**Set problem:**
Starting at the line with "Output the text content of this document." in it, reproduce each line below through the last one, exactly, and include nothing else.
--- Provided information ---
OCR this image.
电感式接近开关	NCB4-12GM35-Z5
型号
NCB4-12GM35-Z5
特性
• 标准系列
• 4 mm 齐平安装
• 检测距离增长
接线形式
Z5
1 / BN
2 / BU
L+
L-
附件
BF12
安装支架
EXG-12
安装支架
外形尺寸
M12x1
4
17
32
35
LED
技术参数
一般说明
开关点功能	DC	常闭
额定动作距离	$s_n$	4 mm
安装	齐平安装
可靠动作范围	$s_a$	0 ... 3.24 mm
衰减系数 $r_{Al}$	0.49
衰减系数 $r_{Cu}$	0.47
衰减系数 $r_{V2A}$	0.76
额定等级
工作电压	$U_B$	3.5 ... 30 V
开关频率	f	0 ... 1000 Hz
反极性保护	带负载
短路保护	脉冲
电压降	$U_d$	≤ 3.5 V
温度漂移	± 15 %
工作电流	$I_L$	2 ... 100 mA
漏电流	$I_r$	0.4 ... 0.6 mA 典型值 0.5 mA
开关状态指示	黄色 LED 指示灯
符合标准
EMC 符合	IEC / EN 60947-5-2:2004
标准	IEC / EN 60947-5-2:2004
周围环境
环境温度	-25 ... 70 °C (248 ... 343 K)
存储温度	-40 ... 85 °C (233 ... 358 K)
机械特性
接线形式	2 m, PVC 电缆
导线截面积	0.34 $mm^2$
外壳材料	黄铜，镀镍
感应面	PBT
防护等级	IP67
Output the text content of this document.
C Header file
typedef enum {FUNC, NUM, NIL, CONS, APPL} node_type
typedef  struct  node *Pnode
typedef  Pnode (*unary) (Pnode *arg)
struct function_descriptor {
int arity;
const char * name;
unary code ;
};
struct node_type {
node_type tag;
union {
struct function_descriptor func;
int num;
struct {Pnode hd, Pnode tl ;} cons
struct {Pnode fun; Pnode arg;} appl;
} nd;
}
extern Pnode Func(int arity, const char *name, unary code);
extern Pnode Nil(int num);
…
---
**Task output:**
Output the text content of this document.
C Header file
typedef enum {FUNC, NUM, NIL, CONS, APPL} node_type
typedef  struct  node *Pnode
typedef  Pnode (*unary) (Pnode *arg)
struct function_descriptor {
int arity;
const char * name;
unary code ;
};
struct node_type {
node_type tag;
union {
struct function_descriptor func;
int num;
struct {Pnode hd, Pnode tl ;} cons
struct {Pnode fun; Pnode arg;} appl;
} nd;
}
extern Pnode Func(int arity, const char *name, unary code);
extern Pnode Nil(int num);
…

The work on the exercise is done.